* Begin INFORMATION SUPPLIED *
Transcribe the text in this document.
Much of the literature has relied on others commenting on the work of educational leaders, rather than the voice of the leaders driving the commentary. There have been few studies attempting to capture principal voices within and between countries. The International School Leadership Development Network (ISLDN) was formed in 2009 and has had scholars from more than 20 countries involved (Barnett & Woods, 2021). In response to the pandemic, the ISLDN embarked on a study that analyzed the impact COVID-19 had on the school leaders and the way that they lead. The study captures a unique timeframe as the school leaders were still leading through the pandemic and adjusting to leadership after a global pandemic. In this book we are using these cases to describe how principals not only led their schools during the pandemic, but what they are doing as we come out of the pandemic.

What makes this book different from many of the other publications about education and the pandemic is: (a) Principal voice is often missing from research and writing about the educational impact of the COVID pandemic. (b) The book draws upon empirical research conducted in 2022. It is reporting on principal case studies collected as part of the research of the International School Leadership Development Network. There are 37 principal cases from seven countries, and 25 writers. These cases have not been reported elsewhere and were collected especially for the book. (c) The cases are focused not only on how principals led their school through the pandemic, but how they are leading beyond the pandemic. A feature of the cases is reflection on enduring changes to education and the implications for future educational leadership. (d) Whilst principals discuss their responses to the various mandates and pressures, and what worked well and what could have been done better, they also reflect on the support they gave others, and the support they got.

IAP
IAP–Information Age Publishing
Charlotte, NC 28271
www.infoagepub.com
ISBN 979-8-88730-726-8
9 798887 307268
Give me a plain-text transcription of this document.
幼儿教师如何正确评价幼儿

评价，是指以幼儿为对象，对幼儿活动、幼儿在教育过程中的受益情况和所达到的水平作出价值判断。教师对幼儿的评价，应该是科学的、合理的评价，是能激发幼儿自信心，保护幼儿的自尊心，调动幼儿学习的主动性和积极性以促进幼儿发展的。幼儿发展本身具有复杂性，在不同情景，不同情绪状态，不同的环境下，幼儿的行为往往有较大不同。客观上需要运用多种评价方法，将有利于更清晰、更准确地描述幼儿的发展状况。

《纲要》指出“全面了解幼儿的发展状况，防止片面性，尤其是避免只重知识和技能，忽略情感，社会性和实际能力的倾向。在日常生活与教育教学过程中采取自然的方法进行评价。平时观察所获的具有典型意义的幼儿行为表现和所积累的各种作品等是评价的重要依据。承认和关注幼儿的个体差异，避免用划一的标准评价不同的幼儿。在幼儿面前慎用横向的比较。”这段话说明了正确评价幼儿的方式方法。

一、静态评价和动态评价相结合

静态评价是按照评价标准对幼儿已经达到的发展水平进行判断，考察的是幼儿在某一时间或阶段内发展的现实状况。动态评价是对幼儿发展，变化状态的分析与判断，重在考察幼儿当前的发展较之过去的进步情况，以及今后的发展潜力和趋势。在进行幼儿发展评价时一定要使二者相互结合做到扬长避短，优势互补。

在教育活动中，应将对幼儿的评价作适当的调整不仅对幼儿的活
* End INFORMATION SUPPLIED *
### EXERCISE TASK
Reproduce all of the material above word for word.

### FINAL ANSWER
Transcribe the text in this document.
Much of the literature has relied on others commenting on the work of educational leaders, rather than the voice of the leaders driving the commentary. There have been few studies attempting to capture principal voices within and between countries. The International School Leadership Development Network (ISLDN) was formed in 2009 and has had scholars from more than 20 countries involved (Barnett & Woods, 2021). In response to the pandemic, the ISLDN embarked on a study that analyzed the impact COVID-19 had on the school leaders and the way that they lead. The study captures a unique timeframe as the school leaders were still leading through the pandemic and adjusting to leadership after a global pandemic. In this book we are using these cases to describe how principals not only led their schools during the pandemic, but what they are doing as we come out of the pandemic.

What makes this book different from many of the other publications about education and the pandemic is: (a) Principal voice is often missing from research and writing about the educational impact of the COVID pandemic. (b) The book draws upon empirical research conducted in 2022. It is reporting on principal case studies collected as part of the research of the International School Leadership Development Network. There are 37 principal cases from seven countries, and 25 writers. These cases have not been reported elsewhere and were collected especially for the book. (c) The cases are focused not only on how principals led their school through the pandemic, but how they are leading beyond the pandemic. A feature of the cases is reflection on enduring changes to education and the implications for future educational leadership. (d) Whilst principals discuss their responses to the various mandates and pressures, and what worked well and what could have been done better, they also reflect on the support they gave others, and the support they got.

IAP
IAP–Information Age Publishing
Charlotte, NC 28271
www.infoagepub.com
ISBN 979-8-88730-726-8
9 798887 307268
Give me a plain-text transcription of this document.
幼儿教师如何正确评价幼儿

评价，是指以幼儿为对象，对幼儿活动、幼儿在教育过程中的受益情况和所达到的水平作出价值判断。教师对幼儿的评价，应该是科学的、合理的评价，是能激发幼儿自信心，保护幼儿的自尊心，调动幼儿学习的主动性和积极性以促进幼儿发展的。幼儿发展本身具有复杂性，在不同情景，不同情绪状态，不同的环境下，幼儿的行为往往有较大不同。客观上需要运用多种评价方法，将有利于更清晰、更准确地描述幼儿的发展状况。

《纲要》指出“全面了解幼儿的发展状况，防止片面性，尤其是避免只重知识和技能，忽略情感，社会性和实际能力的倾向。在日常生活与教育教学过程中采取自然的方法进行评价。平时观察所获的具有典型意义的幼儿行为表现和所积累的各种作品等是评价的重要依据。承认和关注幼儿的个体差异，避免用划一的标准评价不同的幼儿。在幼儿面前慎用横向的比较。”这段话说明了正确评价幼儿的方式方法。

一、静态评价和动态评价相结合

静态评价是按照评价标准对幼儿已经达到的发展水平进行判断，考察的是幼儿在某一时间或阶段内发展的现实状况。动态评价是对幼儿发展，变化状态的分析与判断，重在考察幼儿当前的发展较之过去的进步情况，以及今后的发展潜力和趋势。在进行幼儿发展评价时一定要使二者相互结合做到扬长避短，优势互补。

在教育活动中，应将对幼儿的评价作适当的调整不仅对幼儿的活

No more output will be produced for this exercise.